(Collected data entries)

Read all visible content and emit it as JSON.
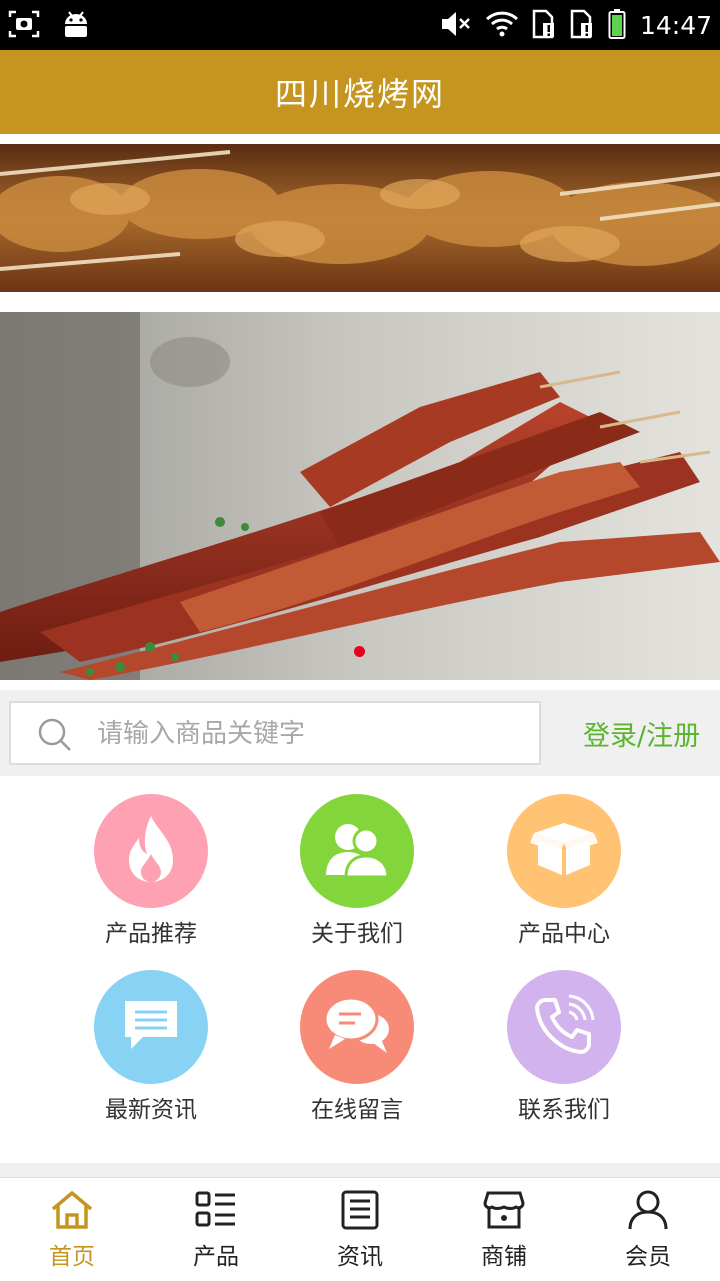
{
  "status_bar": {
    "time": "14:47",
    "left_icons": [
      "screenshot-icon",
      "android-icon"
    ],
    "right_icons": [
      "mute-icon",
      "wifi-icon",
      "sim1-icon",
      "sim2-icon",
      "battery-icon"
    ]
  },
  "header": {
    "title": "四川烧烤网"
  },
  "carousel": {
    "active_index": 0,
    "dot_color": "#e8001c"
  },
  "search": {
    "placeholder": "请输入商品关键字",
    "value": ""
  },
  "login": {
    "label": "登录/注册"
  },
  "menu": {
    "items": [
      {
        "label": "产品推荐",
        "icon": "flame-icon",
        "color": "#fea1b2"
      },
      {
        "label": "关于我们",
        "icon": "users-icon",
        "color": "#82d63c"
      },
      {
        "label": "产品中心",
        "icon": "box-icon",
        "color": "#ffc373"
      },
      {
        "label": "最新资讯",
        "icon": "message-icon",
        "color": "#88d2f4"
      },
      {
        "label": "在线留言",
        "icon": "chat-icon",
        "color": "#f78b77"
      },
      {
        "label": "联系我们",
        "icon": "phone-icon",
        "color": "#d3b3ee"
      }
    ]
  },
  "bottom_nav": {
    "active_color": "#c69520",
    "items": [
      {
        "label": "首页",
        "icon": "home-icon"
      },
      {
        "label": "产品",
        "icon": "grid-list-icon"
      },
      {
        "label": "资讯",
        "icon": "news-icon"
      },
      {
        "label": "商铺",
        "icon": "shop-icon"
      },
      {
        "label": "会员",
        "icon": "user-icon"
      }
    ]
  },
  "colors": {
    "brand": "#c69520",
    "accent_green": "#5bb52e"
  }
}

PROBLEM DESCRIPTION:
Your task is to set down the records shown above exactly, minus any pictures.

COMPLETED TASK:
Read all visible content and emit it as JSON.
{
  "status_bar": {
    "time": "14:47",
    "left_icons": [
      "screenshot-icon",
      "android-icon"
    ],
    "right_icons": [
      "mute-icon",
      "wifi-icon",
      "sim1-icon",
      "sim2-icon",
      "battery-icon"
    ]
  },
  "header": {
    "title": "四川烧烤网"
  },
  "carousel": {
    "active_index": 0,
    "dot_color": "#e8001c"
  },
  "search": {
    "placeholder": "请输入商品关键字",
    "value": ""
  },
  "login": {
    "label": "登录/注册"
  },
  "menu": {
    "items": [
      {
        "label": "产品推荐",
        "icon": "flame-icon",
        "color": "#fea1b2"
      },
      {
        "label": "关于我们",
        "icon": "users-icon",
        "color": "#82d63c"
      },
      {
        "label": "产品中心",
        "icon": "box-icon",
        "color": "#ffc373"
      },
      {
        "label": "最新资讯",
        "icon": "message-icon",
        "color": "#88d2f4"
      },
      {
        "label": "在线留言",
        "icon": "chat-icon",
        "color": "#f78b77"
      },
      {
        "label": "联系我们",
        "icon": "phone-icon",
        "color": "#d3b3ee"
      }
    ]
  },
  "bottom_nav": {
    "active_color": "#c69520",
    "items": [
      {
        "label": "首页",
        "icon": "home-icon"
      },
      {
        "label": "产品",
        "icon": "grid-list-icon"
      },
      {
        "label": "资讯",
        "icon": "news-icon"
      },
      {
        "label": "商铺",
        "icon": "shop-icon"
      },
      {
        "label": "会员",
        "icon": "user-icon"
      }
    ]
  },
  "colors": {
    "brand": "#c69520",
    "accent_green": "#5bb52e"
  }
}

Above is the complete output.